━━━━━ Text shown

Scientific classification
- Kingdom: Animalia
- Phylum: Chordata
- Class: Aves
- Order: Cuculiformes
- Family: Cuculidae
- Genus: Eudynamys
- Species: E. scolopaceus
- Binomial name: Eudynamys scolopaceus (Linnaeus, 1758)
- Synonyms: Cuculus scolopaceus Linnaeus, 1758; Cuculus honoratus Linnaeus, 1766;

= Asian koel =

- Genus: Eudynamys
- Species: scolopaceus
- Authority: (Linnaeus, 1758)
- Conservation status: LC
- Synonyms: Cuculus scolopaceus Linnaeus, 1758, Cuculus honoratus Linnaeus, 1766

Species of bird

The Asian koel (Eudynamys scolopaceus) is a member of the cuckoo family of birds, the Cuculidae. It is found in the Indian subcontinent, China, and Southeast Asia. It forms a superspecies with the closely related black-billed koels, and Pacific koels which are sometimes treated as subspecies. The Asian koel, like many of its related cuckoo kin, is a brood parasite that lays its eggs in the nests of crows and other hosts, who raise its young. They are unusual among the cuckoos in being largely frugivorous as adults. The name koel is echoic in origin with several language variants. The bird is a widely used symbol in Indian, Pakistani and Nepali poetry.

━━━━━━━━━━
━━━━━ Extracted entries

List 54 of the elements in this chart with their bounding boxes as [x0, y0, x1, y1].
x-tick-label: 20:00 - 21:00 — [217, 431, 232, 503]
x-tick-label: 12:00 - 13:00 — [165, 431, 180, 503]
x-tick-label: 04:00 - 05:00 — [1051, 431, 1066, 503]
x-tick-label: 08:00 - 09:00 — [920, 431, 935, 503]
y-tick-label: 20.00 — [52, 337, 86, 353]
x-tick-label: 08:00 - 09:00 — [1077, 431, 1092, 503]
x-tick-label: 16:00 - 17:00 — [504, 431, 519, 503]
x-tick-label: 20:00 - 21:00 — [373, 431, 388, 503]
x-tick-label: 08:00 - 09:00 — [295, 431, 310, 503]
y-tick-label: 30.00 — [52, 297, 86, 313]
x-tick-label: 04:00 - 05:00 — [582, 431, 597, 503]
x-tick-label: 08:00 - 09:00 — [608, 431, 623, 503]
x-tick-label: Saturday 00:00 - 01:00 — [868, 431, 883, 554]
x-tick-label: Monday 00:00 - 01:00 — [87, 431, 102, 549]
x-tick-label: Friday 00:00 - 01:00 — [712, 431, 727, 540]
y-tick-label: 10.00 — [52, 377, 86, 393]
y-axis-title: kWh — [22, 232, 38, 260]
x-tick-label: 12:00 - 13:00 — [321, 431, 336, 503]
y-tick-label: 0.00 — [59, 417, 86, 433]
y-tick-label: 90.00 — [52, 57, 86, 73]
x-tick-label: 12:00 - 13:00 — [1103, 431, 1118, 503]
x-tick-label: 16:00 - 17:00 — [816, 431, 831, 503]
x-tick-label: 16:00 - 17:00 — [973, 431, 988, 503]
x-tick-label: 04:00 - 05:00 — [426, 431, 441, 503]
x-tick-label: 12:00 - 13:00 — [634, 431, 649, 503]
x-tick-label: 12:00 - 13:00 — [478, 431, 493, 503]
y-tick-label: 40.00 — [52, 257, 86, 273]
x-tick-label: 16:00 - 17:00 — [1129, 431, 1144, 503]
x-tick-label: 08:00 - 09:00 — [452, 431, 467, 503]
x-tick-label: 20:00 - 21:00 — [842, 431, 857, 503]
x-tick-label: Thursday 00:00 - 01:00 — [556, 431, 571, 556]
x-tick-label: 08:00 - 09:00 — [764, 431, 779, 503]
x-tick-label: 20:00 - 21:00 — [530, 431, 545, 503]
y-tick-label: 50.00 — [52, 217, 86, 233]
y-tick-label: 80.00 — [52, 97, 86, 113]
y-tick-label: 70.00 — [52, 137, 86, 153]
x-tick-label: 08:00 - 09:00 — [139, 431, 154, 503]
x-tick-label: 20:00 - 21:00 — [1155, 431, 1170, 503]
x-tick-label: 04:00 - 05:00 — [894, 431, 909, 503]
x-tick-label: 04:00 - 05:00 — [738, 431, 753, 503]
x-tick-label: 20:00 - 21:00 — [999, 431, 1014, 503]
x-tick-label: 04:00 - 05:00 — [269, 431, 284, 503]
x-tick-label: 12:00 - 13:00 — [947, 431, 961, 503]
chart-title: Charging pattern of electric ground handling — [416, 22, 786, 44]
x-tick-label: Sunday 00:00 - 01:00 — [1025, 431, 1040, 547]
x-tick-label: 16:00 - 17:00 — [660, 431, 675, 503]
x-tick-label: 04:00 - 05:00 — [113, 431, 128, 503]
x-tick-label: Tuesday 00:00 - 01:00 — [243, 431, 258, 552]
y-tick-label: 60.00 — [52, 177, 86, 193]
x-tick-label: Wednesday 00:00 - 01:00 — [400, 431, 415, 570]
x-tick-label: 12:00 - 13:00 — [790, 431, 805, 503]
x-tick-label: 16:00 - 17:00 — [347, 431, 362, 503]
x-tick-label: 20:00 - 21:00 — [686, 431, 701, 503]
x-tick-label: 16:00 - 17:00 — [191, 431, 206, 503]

━━━━━━━━━━

### Problem to work on
Decide whether each statement below agrees with the text on the Asian koel. Answer yes or no for each, and quote the words of the text that decide it.
(a) The Asian koel lays its eggs in other birds' nests, including those of crows.
(b) Adult Asian koels feed mainly on insects.
(c) The conservation status given for the species is LC.

### Response to the task
(a) Yes: "lays its eggs in the nests of crows and other hosts"
(b) No: "They are unusual among the cuckoos in being largely frugivorous as adults."
(c) Yes: "Conservation status: LC"